Task prompt.
Will you print the material below without altering a single character?

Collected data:
--
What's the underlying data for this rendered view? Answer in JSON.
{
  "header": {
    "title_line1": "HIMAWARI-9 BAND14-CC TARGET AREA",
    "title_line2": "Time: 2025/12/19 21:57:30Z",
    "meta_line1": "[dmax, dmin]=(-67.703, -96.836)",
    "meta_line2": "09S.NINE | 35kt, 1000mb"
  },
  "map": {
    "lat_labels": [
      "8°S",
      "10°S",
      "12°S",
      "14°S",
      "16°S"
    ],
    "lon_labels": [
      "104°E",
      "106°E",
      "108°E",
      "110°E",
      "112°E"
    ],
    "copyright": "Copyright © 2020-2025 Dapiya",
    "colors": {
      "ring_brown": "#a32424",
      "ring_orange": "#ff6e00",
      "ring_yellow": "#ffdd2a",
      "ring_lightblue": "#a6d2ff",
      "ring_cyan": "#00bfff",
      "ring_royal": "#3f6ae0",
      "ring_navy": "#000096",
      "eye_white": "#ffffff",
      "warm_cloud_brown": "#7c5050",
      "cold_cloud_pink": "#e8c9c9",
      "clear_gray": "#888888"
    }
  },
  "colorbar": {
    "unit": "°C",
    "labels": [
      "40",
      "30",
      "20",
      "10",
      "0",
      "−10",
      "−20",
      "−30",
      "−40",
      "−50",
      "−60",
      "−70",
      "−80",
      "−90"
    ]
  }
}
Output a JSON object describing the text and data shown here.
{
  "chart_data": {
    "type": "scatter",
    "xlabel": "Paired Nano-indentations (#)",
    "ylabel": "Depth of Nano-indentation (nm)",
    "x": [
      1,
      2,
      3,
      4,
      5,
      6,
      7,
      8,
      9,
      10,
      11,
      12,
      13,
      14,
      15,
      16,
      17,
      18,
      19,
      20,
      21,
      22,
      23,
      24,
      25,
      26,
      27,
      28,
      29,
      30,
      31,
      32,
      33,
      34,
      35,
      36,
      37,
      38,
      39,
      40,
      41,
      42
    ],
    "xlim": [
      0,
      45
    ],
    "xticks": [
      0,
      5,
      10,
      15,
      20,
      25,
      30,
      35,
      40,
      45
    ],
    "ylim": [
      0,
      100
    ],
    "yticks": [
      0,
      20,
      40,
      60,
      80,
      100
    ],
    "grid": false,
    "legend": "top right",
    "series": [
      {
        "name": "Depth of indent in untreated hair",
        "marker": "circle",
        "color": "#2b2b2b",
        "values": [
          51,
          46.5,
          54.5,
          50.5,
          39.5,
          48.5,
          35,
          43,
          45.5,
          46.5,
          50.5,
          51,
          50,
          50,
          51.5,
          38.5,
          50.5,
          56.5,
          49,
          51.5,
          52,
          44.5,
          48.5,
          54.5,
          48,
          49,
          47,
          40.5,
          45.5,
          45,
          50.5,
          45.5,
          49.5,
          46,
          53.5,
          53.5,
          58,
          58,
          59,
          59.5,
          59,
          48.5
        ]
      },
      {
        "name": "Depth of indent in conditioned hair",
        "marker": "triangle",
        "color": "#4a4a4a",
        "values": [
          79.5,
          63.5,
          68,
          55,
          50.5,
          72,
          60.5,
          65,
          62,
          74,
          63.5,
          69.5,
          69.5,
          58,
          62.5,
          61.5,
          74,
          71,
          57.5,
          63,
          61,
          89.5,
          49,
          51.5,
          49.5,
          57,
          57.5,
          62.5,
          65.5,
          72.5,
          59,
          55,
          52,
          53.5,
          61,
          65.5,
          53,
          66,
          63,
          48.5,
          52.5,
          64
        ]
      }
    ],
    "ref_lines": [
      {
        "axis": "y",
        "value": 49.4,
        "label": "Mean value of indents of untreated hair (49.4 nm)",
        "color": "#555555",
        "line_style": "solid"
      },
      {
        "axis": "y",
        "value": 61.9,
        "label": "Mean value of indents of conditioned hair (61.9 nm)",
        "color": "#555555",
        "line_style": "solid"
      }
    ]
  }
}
--
Written solution.
What's the underlying data for this rendered view? Answer in JSON.
{
  "header": {
    "title_line1": "HIMAWARI-9 BAND14-CC TARGET AREA",
    "title_line2": "Time: 2025/12/19 21:57:30Z",
    "meta_line1": "[dmax, dmin]=(-67.703, -96.836)",
    "meta_line2": "09S.NINE | 35kt, 1000mb"
  },
  "map": {
    "lat_labels": [
      "8°S",
      "10°S",
      "12°S",
      "14°S",
      "16°S"
    ],
    "lon_labels": [
      "104°E",
      "106°E",
      "108°E",
      "110°E",
      "112°E"
    ],
    "copyright": "Copyright © 2020-2025 Dapiya",
    "colors": {
      "ring_brown": "#a32424",
      "ring_orange": "#ff6e00",
      "ring_yellow": "#ffdd2a",
      "ring_lightblue": "#a6d2ff",
      "ring_cyan": "#00bfff",
      "ring_royal": "#3f6ae0",
      "ring_navy": "#000096",
      "eye_white": "#ffffff",
      "warm_cloud_brown": "#7c5050",
      "cold_cloud_pink": "#e8c9c9",
      "clear_gray": "#888888"
    }
  },
  "colorbar": {
    "unit": "°C",
    "labels": [
      "40",
      "30",
      "20",
      "10",
      "0",
      "−10",
      "−20",
      "−30",
      "−40",
      "−50",
      "−60",
      "−70",
      "−80",
      "−90"
    ]
  }
}
Output a JSON object describing the text and data shown here.
{
  "chart_data": {
    "type": "scatter",
    "xlabel": "Paired Nano-indentations (#)",
    "ylabel": "Depth of Nano-indentation (nm)",
    "x": [
      1,
      2,
      3,
      4,
      5,
      6,
      7,
      8,
      9,
      10,
      11,
      12,
      13,
      14,
      15,
      16,
      17,
      18,
      19,
      20,
      21,
      22,
      23,
      24,
      25,
      26,
      27,
      28,
      29,
      30,
      31,
      32,
      33,
      34,
      35,
      36,
      37,
      38,
      39,
      40,
      41,
      42
    ],
    "xlim": [
      0,
      45
    ],
    "xticks": [
      0,
      5,
      10,
      15,
      20,
      25,
      30,
      35,
      40,
      45
    ],
    "ylim": [
      0,
      100
    ],
    "yticks": [
      0,
      20,
      40,
      60,
      80,
      100
    ],
    "grid": false,
    "legend": "top right",
    "series": [
      {
        "name": "Depth of indent in untreated hair",
        "marker": "circle",
        "color": "#2b2b2b",
        "values": [
          51,
          46.5,
          54.5,
          50.5,
          39.5,
          48.5,
          35,
          43,
          45.5,
          46.5,
          50.5,
          51,
          50,
          50,
          51.5,
          38.5,
          50.5,
          56.5,
          49,
          51.5,
          52,
          44.5,
          48.5,
          54.5,
          48,
          49,
          47,
          40.5,
          45.5,
          45,
          50.5,
          45.5,
          49.5,
          46,
          53.5,
          53.5,
          58,
          58,
          59,
          59.5,
          59,
          48.5
        ]
      },
      {
        "name": "Depth of indent in conditioned hair",
        "marker": "triangle",
        "color": "#4a4a4a",
        "values": [
          79.5,
          63.5,
          68,
          55,
          50.5,
          72,
          60.5,
          65,
          62,
          74,
          63.5,
          69.5,
          69.5,
          58,
          62.5,
          61.5,
          74,
          71,
          57.5,
          63,
          61,
          89.5,
          49,
          51.5,
          49.5,
          57,
          57.5,
          62.5,
          65.5,
          72.5,
          59,
          55,
          52,
          53.5,
          61,
          65.5,
          53,
          66,
          63,
          48.5,
          52.5,
          64
        ]
      }
    ],
    "ref_lines": [
      {
        "axis": "y",
        "value": 49.4,
        "label": "Mean value of indents of untreated hair (49.4 nm)",
        "color": "#555555",
        "line_style": "solid"
      },
      {
        "axis": "y",
        "value": 61.9,
        "label": "Mean value of indents of conditioned hair (61.9 nm)",
        "color": "#555555",
        "line_style": "solid"
      }
    ]
  }
}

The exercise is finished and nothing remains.